What is expected
Show every line that has the string "Foreign" in it.

Given entries
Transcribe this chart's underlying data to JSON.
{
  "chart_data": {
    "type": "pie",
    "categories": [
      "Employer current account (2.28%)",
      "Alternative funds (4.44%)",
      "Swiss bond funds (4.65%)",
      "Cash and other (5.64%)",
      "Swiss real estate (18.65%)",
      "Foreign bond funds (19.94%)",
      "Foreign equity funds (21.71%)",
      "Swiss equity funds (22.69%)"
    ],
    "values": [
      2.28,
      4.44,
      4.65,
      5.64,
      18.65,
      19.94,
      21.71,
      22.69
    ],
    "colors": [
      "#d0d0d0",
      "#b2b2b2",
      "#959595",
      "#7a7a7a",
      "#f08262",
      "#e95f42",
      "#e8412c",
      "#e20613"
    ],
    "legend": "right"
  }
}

Right answer
      "Foreign bond funds (19.94%)",
      "Foreign equity funds (21.71%)",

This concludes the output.